- [What is needed] Write out the listing below exactly, and omit any images you find in it.

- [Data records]
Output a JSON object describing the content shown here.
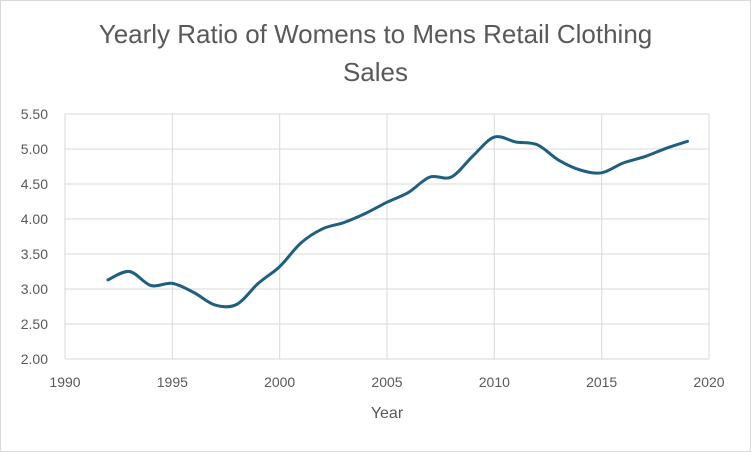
{
  "chart_data": {
    "type": "line",
    "title_line1": "Yearly Ratio of Womens to Mens Retail Clothing",
    "title_line2": "Sales",
    "xlabel": "Year",
    "ylabel": "",
    "xlim": [
      1990,
      2020
    ],
    "ylim": [
      2.0,
      5.5
    ],
    "x_ticks": [
      "1990",
      "1995",
      "2000",
      "2005",
      "2010",
      "2015",
      "2020"
    ],
    "y_ticks": [
      "2.00",
      "2.50",
      "3.00",
      "3.50",
      "4.00",
      "4.50",
      "5.00",
      "5.50"
    ],
    "grid": true,
    "legend": "none",
    "series": [
      {
        "color": "#1f5f7f",
        "x": [
          1992,
          1993,
          1994,
          1995,
          1996,
          1997,
          1998,
          1999,
          2000,
          2001,
          2002,
          2003,
          2004,
          2005,
          2006,
          2007,
          2008,
          2009,
          2010,
          2011,
          2012,
          2013,
          2014,
          2015,
          2016,
          2017,
          2018,
          2019
        ],
        "y": [
          3.13,
          3.25,
          3.05,
          3.08,
          2.95,
          2.77,
          2.78,
          3.08,
          3.32,
          3.66,
          3.86,
          3.95,
          4.08,
          4.24,
          4.38,
          4.6,
          4.6,
          4.9,
          5.17,
          5.1,
          5.06,
          4.84,
          4.7,
          4.66,
          4.8,
          4.89,
          5.01,
          5.11
        ]
      }
    ]
  }
}
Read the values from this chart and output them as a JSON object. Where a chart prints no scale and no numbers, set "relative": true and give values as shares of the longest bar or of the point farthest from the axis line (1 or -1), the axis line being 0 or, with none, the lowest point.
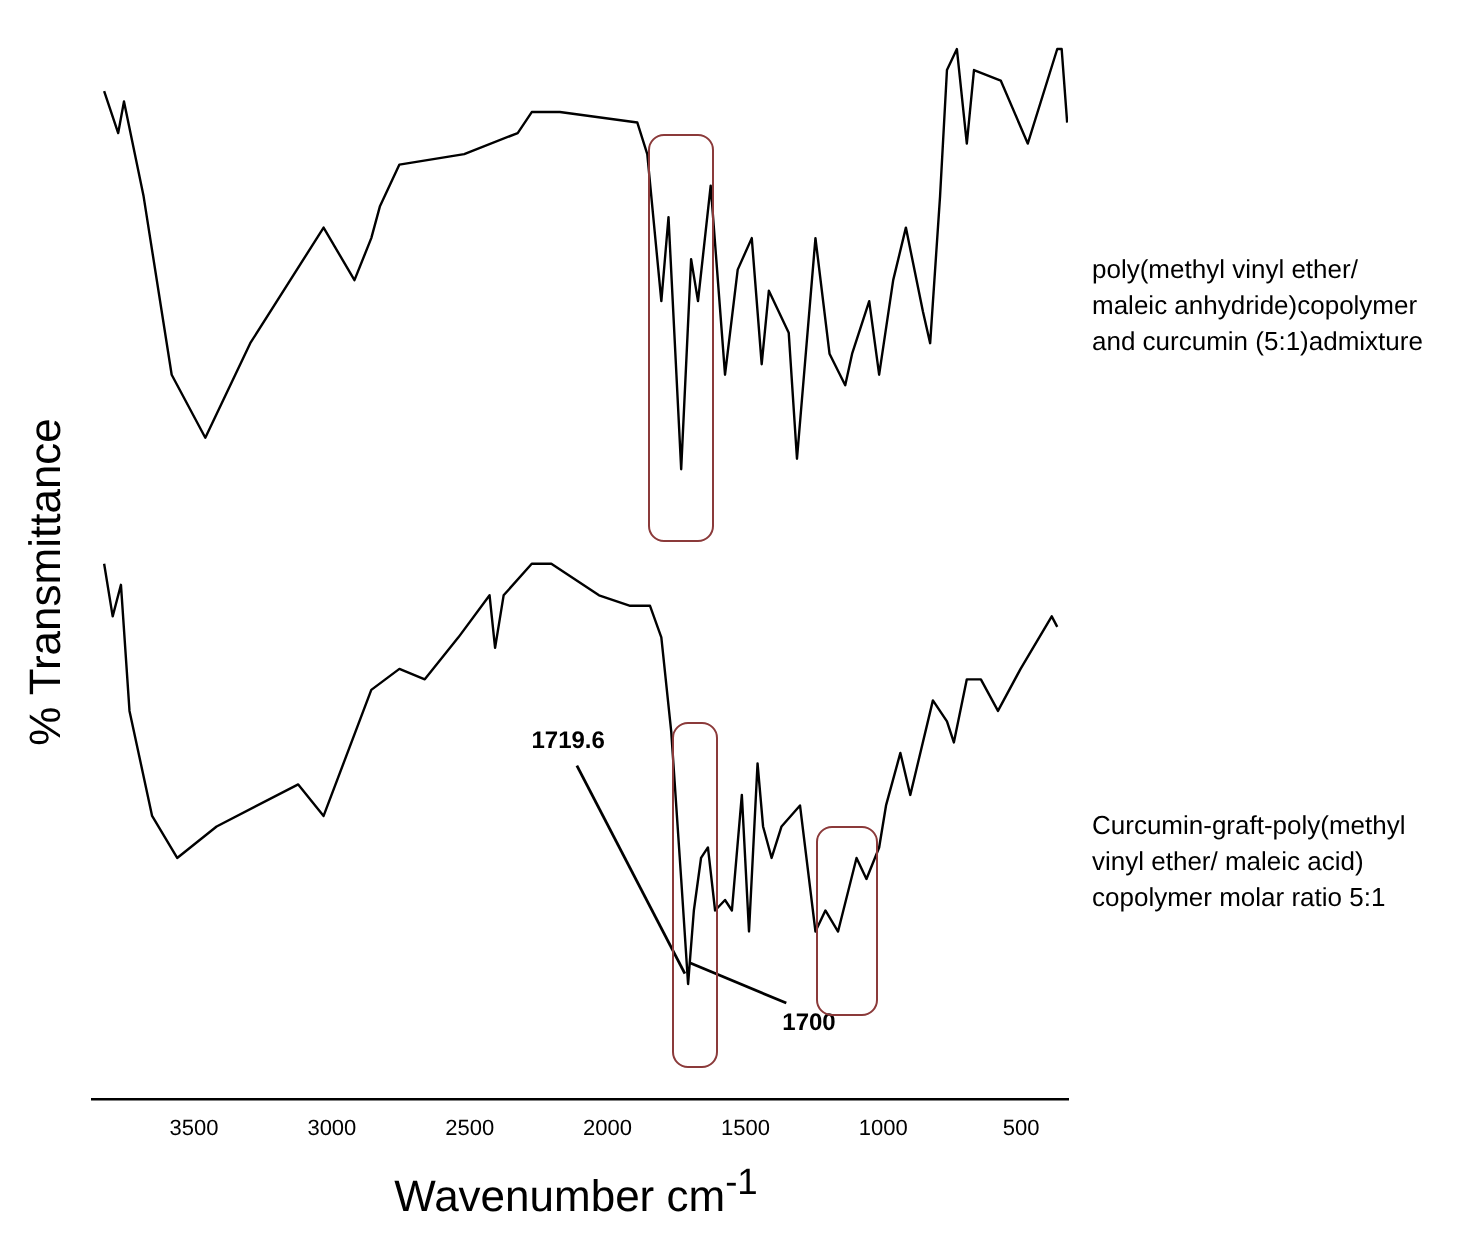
{
  "chart_data": {
    "type": "line",
    "ylabel": "% Transmittance",
    "xlabel": "Wavenumber cm$^{-1}$",
    "relative": true,
    "marker": "none",
    "xlim": [
      3870,
      330
    ],
    "xticks": [
      3500,
      3000,
      2500,
      2000,
      1500,
      1000,
      500
    ],
    "annotations": [
      "poly(methyl vinyl ether/ maleic anhydride)copolymer and curcumin (5:1)admixture",
      "Curcumin-graft-poly(methyl vinyl ether/ maleic acid) copolymer molar ratio 5:1",
      {
        "text": "1719.6",
        "x": 1719.6,
        "y": 0.12
      },
      {
        "text": "1700",
        "x": 1700,
        "y": 0.13
      }
    ],
    "series": [
      {
        "color": "#000000",
        "x": [
          3826,
          3775,
          3754,
          3683,
          3581,
          3459,
          3296,
          3030,
          2918,
          2857,
          2826,
          2755,
          2520,
          2326,
          2275,
          2173,
          1892,
          1856,
          1805,
          1779,
          1733,
          1697,
          1672,
          1626,
          1574,
          1528,
          1477,
          1441,
          1415,
          1379,
          1343,
          1313,
          1246,
          1195,
          1138,
          1113,
          1051,
          1015,
          964,
          918,
          856,
          830,
          794,
          769,
          733,
          697,
          671,
          574,
          476,
          369,
          353,
          333
        ],
        "values": [
          0.96,
          0.92,
          0.95,
          0.86,
          0.69,
          0.63,
          0.72,
          0.83,
          0.78,
          0.82,
          0.85,
          0.89,
          0.9,
          0.92,
          0.94,
          0.94,
          0.93,
          0.9,
          0.76,
          0.84,
          0.6,
          0.8,
          0.76,
          0.87,
          0.69,
          0.79,
          0.82,
          0.7,
          0.77,
          0.75,
          0.73,
          0.61,
          0.82,
          0.71,
          0.68,
          0.71,
          0.76,
          0.69,
          0.78,
          0.83,
          0.75,
          0.72,
          0.86,
          0.98,
          1.0,
          0.91,
          0.98,
          0.97,
          0.91,
          1.0,
          1.0,
          0.93
        ]
      },
      {
        "color": "#000000",
        "x": [
          3826,
          3795,
          3765,
          3734,
          3652,
          3561,
          3418,
          3122,
          3030,
          2857,
          2755,
          2663,
          2541,
          2428,
          2408,
          2377,
          2275,
          2204,
          2031,
          1918,
          1846,
          1805,
          1769,
          1733,
          1708,
          1687,
          1661,
          1636,
          1610,
          1574,
          1549,
          1513,
          1487,
          1456,
          1436,
          1405,
          1369,
          1302,
          1246,
          1210,
          1164,
          1097,
          1061,
          1015,
          990,
          938,
          902,
          820,
          769,
          744,
          697,
          646,
          584,
          502,
          389,
          369
        ],
        "values": [
          0.51,
          0.46,
          0.49,
          0.37,
          0.27,
          0.23,
          0.26,
          0.3,
          0.27,
          0.39,
          0.41,
          0.4,
          0.44,
          0.48,
          0.43,
          0.48,
          0.51,
          0.51,
          0.48,
          0.47,
          0.47,
          0.44,
          0.35,
          0.21,
          0.11,
          0.18,
          0.23,
          0.24,
          0.18,
          0.19,
          0.18,
          0.29,
          0.16,
          0.32,
          0.26,
          0.23,
          0.26,
          0.28,
          0.16,
          0.18,
          0.16,
          0.23,
          0.21,
          0.24,
          0.28,
          0.33,
          0.29,
          0.38,
          0.36,
          0.34,
          0.4,
          0.4,
          0.37,
          0.41,
          0.46,
          0.45
        ]
      }
    ]
  }
}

- [Answer]
Output a JSON object describing the content shown here.
{
  "chart_data": {
    "type": "line",
    "title_line1": "Yearly Ratio of Womens to Mens Retail Clothing",
    "title_line2": "Sales",
    "xlabel": "Year",
    "ylabel": "",
    "xlim": [
      1990,
      2020
    ],
    "ylim": [
      2.0,
      5.5
    ],
    "x_ticks": [
      "1990",
      "1995",
      "2000",
      "2005",
      "2010",
      "2015",
      "2020"
    ],
    "y_ticks": [
      "2.00",
      "2.50",
      "3.00",
      "3.50",
      "4.00",
      "4.50",
      "5.00",
      "5.50"
    ],
    "grid": true,
    "legend": "none",
    "series": [
      {
        "color": "#1f5f7f",
        "x": [
          1992,
          1993,
          1994,
          1995,
          1996,
          1997,
          1998,
          1999,
          2000,
          2001,
          2002,
          2003,
          2004,
          2005,
          2006,
          2007,
          2008,
          2009,
          2010,
          2011,
          2012,
          2013,
          2014,
          2015,
          2016,
          2017,
          2018,
          2019
        ],
        "y": [
          3.13,
          3.25,
          3.05,
          3.08,
          2.95,
          2.77,
          2.78,
          3.08,
          3.32,
          3.66,
          3.86,
          3.95,
          4.08,
          4.24,
          4.38,
          4.6,
          4.6,
          4.9,
          5.17,
          5.1,
          5.06,
          4.84,
          4.7,
          4.66,
          4.8,
          4.89,
          5.01,
          5.11
        ]
      }
    ]
  }
}
Read the values from this chart and output them as a JSON object. Where a chart prints no scale and no numbers, set "relative": true and give values as shares of the longest bar or of the point farthest from the axis line (1 or -1), the axis line being 0 or, with none, the lowest point.
{
  "chart_data": {
    "type": "line",
    "ylabel": "% Transmittance",
    "xlabel": "Wavenumber cm$^{-1}$",
    "relative": true,
    "marker": "none",
    "xlim": [
      3870,
      330
    ],
    "xticks": [
      3500,
      3000,
      2500,
      2000,
      1500,
      1000,
      500
    ],
    "annotations": [
      "poly(methyl vinyl ether/ maleic anhydride)copolymer and curcumin (5:1)admixture",
      "Curcumin-graft-poly(methyl vinyl ether/ maleic acid) copolymer molar ratio 5:1",
      {
        "text": "1719.6",
        "x": 1719.6,
        "y": 0.12
      },
      {
        "text": "1700",
        "x": 1700,
        "y": 0.13
      }
    ],
    "series": [
      {
        "color": "#000000",
        "x": [
          3826,
          3775,
          3754,
          3683,
          3581,
          3459,
          3296,
          3030,
          2918,
          2857,
          2826,
          2755,
          2520,
          2326,
          2275,
          2173,
          1892,
          1856,
          1805,
          1779,
          1733,
          1697,
          1672,
          1626,
          1574,
          1528,
          1477,
          1441,
          1415,
          1379,
          1343,
          1313,
          1246,
          1195,
          1138,
          1113,
          1051,
          1015,
          964,
          918,
          856,
          830,
          794,
          769,
          733,
          697,
          671,
          574,
          476,
          369,
          353,
          333
        ],
        "values": [
          0.96,
          0.92,
          0.95,
          0.86,
          0.69,
          0.63,
          0.72,
          0.83,
          0.78,
          0.82,
          0.85,
          0.89,
          0.9,
          0.92,
          0.94,
          0.94,
          0.93,
          0.9,
          0.76,
          0.84,
          0.6,
          0.8,
          0.76,
          0.87,
          0.69,
          0.79,
          0.82,
          0.7,
          0.77,
          0.75,
          0.73,
          0.61,
          0.82,
          0.71,
          0.68,
          0.71,
          0.76,
          0.69,
          0.78,
          0.83,
          0.75,
          0.72,
          0.86,
          0.98,
          1.0,
          0.91,
          0.98,
          0.97,
          0.91,
          1.0,
          1.0,
          0.93
        ]
      },
      {
        "color": "#000000",
        "x": [
          3826,
          3795,
          3765,
          3734,
          3652,
          3561,
          3418,
          3122,
          3030,
          2857,
          2755,
          2663,
          2541,
          2428,
          2408,
          2377,
          2275,
          2204,
          2031,
          1918,
          1846,
          1805,
          1769,
          1733,
          1708,
          1687,
          1661,
          1636,
          1610,
          1574,
          1549,
          1513,
          1487,
          1456,
          1436,
          1405,
          1369,
          1302,
          1246,
          1210,
          1164,
          1097,
          1061,
          1015,
          990,
          938,
          902,
          820,
          769,
          744,
          697,
          646,
          584,
          502,
          389,
          369
        ],
        "values": [
          0.51,
          0.46,
          0.49,
          0.37,
          0.27,
          0.23,
          0.26,
          0.3,
          0.27,
          0.39,
          0.41,
          0.4,
          0.44,
          0.48,
          0.43,
          0.48,
          0.51,
          0.51,
          0.48,
          0.47,
          0.47,
          0.44,
          0.35,
          0.21,
          0.11,
          0.18,
          0.23,
          0.24,
          0.18,
          0.19,
          0.18,
          0.29,
          0.16,
          0.32,
          0.26,
          0.23,
          0.26,
          0.28,
          0.16,
          0.18,
          0.16,
          0.23,
          0.21,
          0.24,
          0.28,
          0.33,
          0.29,
          0.38,
          0.36,
          0.34,
          0.4,
          0.4,
          0.37,
          0.41,
          0.46,
          0.45
        ]
      }
    ]
  }
}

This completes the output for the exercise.